DIRECTION: Give the listing again in full, exactly as written.

GIVEN RECORDS:
_ _ _ _ _ _ _

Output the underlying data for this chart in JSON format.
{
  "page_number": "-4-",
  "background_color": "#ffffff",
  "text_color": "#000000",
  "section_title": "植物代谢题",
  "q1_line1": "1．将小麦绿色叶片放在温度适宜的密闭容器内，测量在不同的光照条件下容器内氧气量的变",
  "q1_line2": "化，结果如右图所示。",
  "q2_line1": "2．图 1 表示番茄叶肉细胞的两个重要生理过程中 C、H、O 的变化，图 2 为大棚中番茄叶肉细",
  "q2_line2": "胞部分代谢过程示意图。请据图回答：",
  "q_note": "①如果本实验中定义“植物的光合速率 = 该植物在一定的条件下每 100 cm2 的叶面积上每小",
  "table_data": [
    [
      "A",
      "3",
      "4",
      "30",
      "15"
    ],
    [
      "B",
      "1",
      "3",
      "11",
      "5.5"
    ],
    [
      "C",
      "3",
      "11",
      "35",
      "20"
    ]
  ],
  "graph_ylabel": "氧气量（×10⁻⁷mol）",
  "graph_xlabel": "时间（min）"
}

_ _ _ _ _ _ _

CORRECT ANSWER:
Output the underlying data for this chart in JSON format.
{
  "page_number": "-4-",
  "background_color": "#ffffff",
  "text_color": "#000000",
  "section_title": "植物代谢题",
  "q1_line1": "1．将小麦绿色叶片放在温度适宜的密闭容器内，测量在不同的光照条件下容器内氧气量的变",
  "q1_line2": "化，结果如右图所示。",
  "q2_line1": "2．图 1 表示番茄叶肉细胞的两个重要生理过程中 C、H、O 的变化，图 2 为大棚中番茄叶肉细",
  "q2_line2": "胞部分代谢过程示意图。请据图回答：",
  "q_note": "①如果本实验中定义“植物的光合速率 = 该植物在一定的条件下每 100 cm2 的叶面积上每小",
  "table_data": [
    [
      "A",
      "3",
      "4",
      "30",
      "15"
    ],
    [
      "B",
      "1",
      "3",
      "11",
      "5.5"
    ],
    [
      "C",
      "3",
      "11",
      "35",
      "20"
    ]
  ],
  "graph_ylabel": "氧气量（×10⁻⁷mol）",
  "graph_xlabel": "时间（min）"
}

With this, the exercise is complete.